REQUIREMENT: Set down each entry exactly as given; pictures should not appear in the copy.

Items from a figure collection
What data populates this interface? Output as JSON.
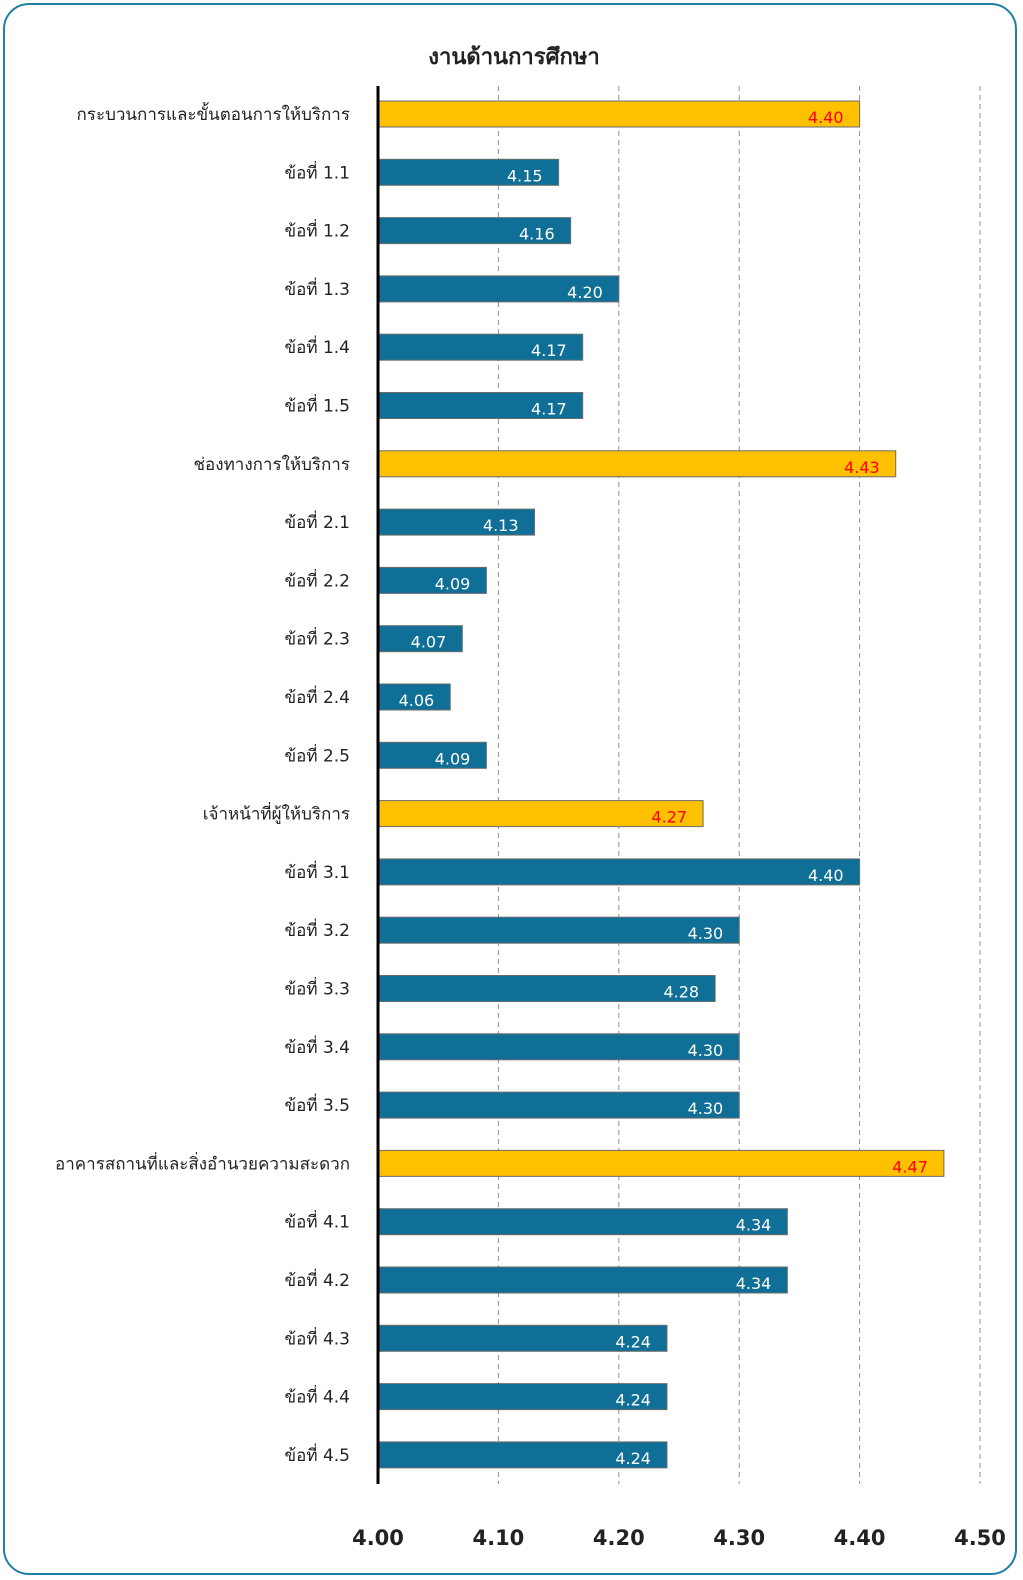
{
  "colors": {
    "group_bar": "#ffc000",
    "item_bar": "#0f6f96",
    "group_label": "#ff0000",
    "item_label": "#ffffff",
    "frame": "#1f7fa3",
    "gridline": "#8a8fb5"
  },
  "chart_data": {
    "type": "bar",
    "orientation": "horizontal",
    "title": "งานด้านการศึกษา",
    "xlim": [
      4.0,
      4.5
    ],
    "ticks": [
      "4.00",
      "4.10",
      "4.20",
      "4.30",
      "4.40",
      "4.50"
    ],
    "grid": true,
    "categories": [
      "กระบวนการและขั้นตอนการให้บริการ",
      "ข้อที่ 1.1",
      "ข้อที่ 1.2",
      "ข้อที่ 1.3",
      "ข้อที่ 1.4",
      "ข้อที่ 1.5",
      "ช่องทางการให้บริการ",
      "ข้อที่ 2.1",
      "ข้อที่ 2.2",
      "ข้อที่ 2.3",
      "ข้อที่ 2.4",
      "ข้อที่ 2.5",
      "เจ้าหน้าที่ผู้ให้บริการ",
      "ข้อที่ 3.1",
      "ข้อที่ 3.2",
      "ข้อที่ 3.3",
      "ข้อที่ 3.4",
      "ข้อที่ 3.5",
      "อาคารสถานที่และสิ่งอำนวยความสะดวก",
      "ข้อที่ 4.1",
      "ข้อที่ 4.2",
      "ข้อที่ 4.3",
      "ข้อที่ 4.4",
      "ข้อที่ 4.5"
    ],
    "values": [
      4.4,
      4.15,
      4.16,
      4.2,
      4.17,
      4.17,
      4.43,
      4.13,
      4.09,
      4.07,
      4.06,
      4.09,
      4.27,
      4.4,
      4.3,
      4.28,
      4.3,
      4.3,
      4.47,
      4.34,
      4.34,
      4.24,
      4.24,
      4.24
    ],
    "value_labels": [
      "4.40",
      "4.15",
      "4.16",
      "4.20",
      "4.17",
      "4.17",
      "4.43",
      "4.13",
      "4.09",
      "4.07",
      "4.06",
      "4.09",
      "4.27",
      "4.40",
      "4.30",
      "4.28",
      "4.30",
      "4.30",
      "4.47",
      "4.34",
      "4.34",
      "4.24",
      "4.24",
      "4.24"
    ],
    "is_group": [
      true,
      false,
      false,
      false,
      false,
      false,
      true,
      false,
      false,
      false,
      false,
      false,
      true,
      false,
      false,
      false,
      false,
      false,
      true,
      false,
      false,
      false,
      false,
      false
    ]
  }
}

REPLY:
What data populates this interface? Output as JSON.
{
  "colors": {
    "group_bar": "#ffc000",
    "item_bar": "#0f6f96",
    "group_label": "#ff0000",
    "item_label": "#ffffff",
    "frame": "#1f7fa3",
    "gridline": "#8a8fb5"
  },
  "chart_data": {
    "type": "bar",
    "orientation": "horizontal",
    "title": "งานด้านการศึกษา",
    "xlim": [
      4.0,
      4.5
    ],
    "ticks": [
      "4.00",
      "4.10",
      "4.20",
      "4.30",
      "4.40",
      "4.50"
    ],
    "grid": true,
    "categories": [
      "กระบวนการและขั้นตอนการให้บริการ",
      "ข้อที่ 1.1",
      "ข้อที่ 1.2",
      "ข้อที่ 1.3",
      "ข้อที่ 1.4",
      "ข้อที่ 1.5",
      "ช่องทางการให้บริการ",
      "ข้อที่ 2.1",
      "ข้อที่ 2.2",
      "ข้อที่ 2.3",
      "ข้อที่ 2.4",
      "ข้อที่ 2.5",
      "เจ้าหน้าที่ผู้ให้บริการ",
      "ข้อที่ 3.1",
      "ข้อที่ 3.2",
      "ข้อที่ 3.3",
      "ข้อที่ 3.4",
      "ข้อที่ 3.5",
      "อาคารสถานที่และสิ่งอำนวยความสะดวก",
      "ข้อที่ 4.1",
      "ข้อที่ 4.2",
      "ข้อที่ 4.3",
      "ข้อที่ 4.4",
      "ข้อที่ 4.5"
    ],
    "values": [
      4.4,
      4.15,
      4.16,
      4.2,
      4.17,
      4.17,
      4.43,
      4.13,
      4.09,
      4.07,
      4.06,
      4.09,
      4.27,
      4.4,
      4.3,
      4.28,
      4.3,
      4.3,
      4.47,
      4.34,
      4.34,
      4.24,
      4.24,
      4.24
    ],
    "value_labels": [
      "4.40",
      "4.15",
      "4.16",
      "4.20",
      "4.17",
      "4.17",
      "4.43",
      "4.13",
      "4.09",
      "4.07",
      "4.06",
      "4.09",
      "4.27",
      "4.40",
      "4.30",
      "4.28",
      "4.30",
      "4.30",
      "4.47",
      "4.34",
      "4.34",
      "4.24",
      "4.24",
      "4.24"
    ],
    "is_group": [
      true,
      false,
      false,
      false,
      false,
      false,
      true,
      false,
      false,
      false,
      false,
      false,
      true,
      false,
      false,
      false,
      false,
      false,
      true,
      false,
      false,
      false,
      false,
      false
    ]
  }
}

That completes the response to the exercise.